[[ Data for review, beginning ]]

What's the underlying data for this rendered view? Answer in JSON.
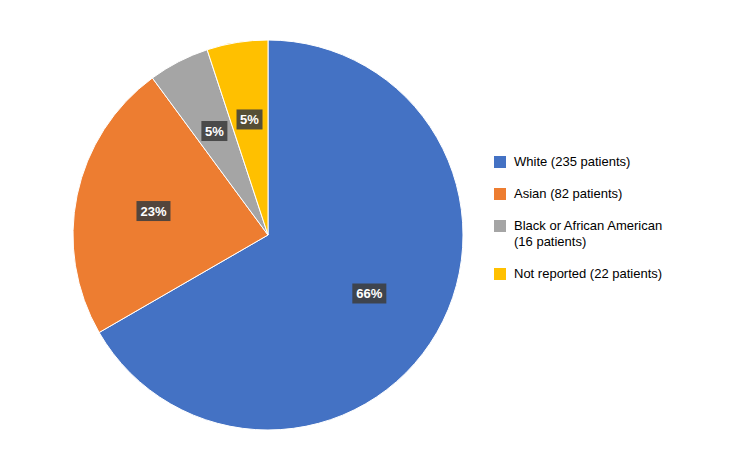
{
  "chart_data": {
    "type": "pie",
    "categories": [
      "White (235 patients)",
      "Asian (82 patients)",
      "Black or African American\n(16 patients)",
      "Not reported (22 patients)"
    ],
    "values": [
      66,
      23,
      5,
      5
    ],
    "value_labels": [
      "66%",
      "23%",
      "5%",
      "5%"
    ],
    "colors": [
      "#4472C4",
      "#ED7D31",
      "#A5A5A5",
      "#FFC000"
    ],
    "data_labels": true,
    "legend": "right"
  }
}
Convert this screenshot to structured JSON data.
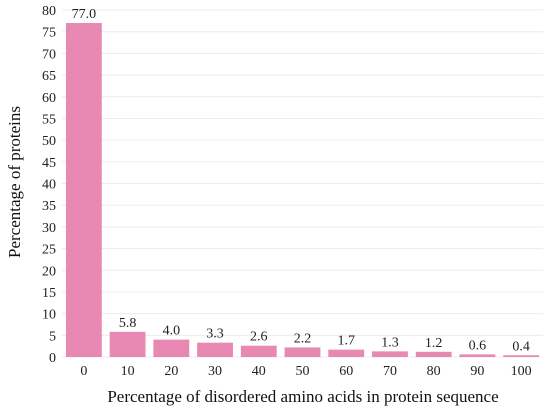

[[ Data for review, end ]]

About this exercise: Transcribe the entries above verbatim, excluding any image.

Solution for this exercise:
What's the underlying data for this rendered view? Answer in JSON.
{
  "chart_data": {
    "type": "pie",
    "categories": [
      "White (235 patients)",
      "Asian (82 patients)",
      "Black or African American\n(16 patients)",
      "Not reported (22 patients)"
    ],
    "values": [
      66,
      23,
      5,
      5
    ],
    "value_labels": [
      "66%",
      "23%",
      "5%",
      "5%"
    ],
    "colors": [
      "#4472C4",
      "#ED7D31",
      "#A5A5A5",
      "#FFC000"
    ],
    "data_labels": true,
    "legend": "right"
  }
}
Convert this screenshot to structured JSON data.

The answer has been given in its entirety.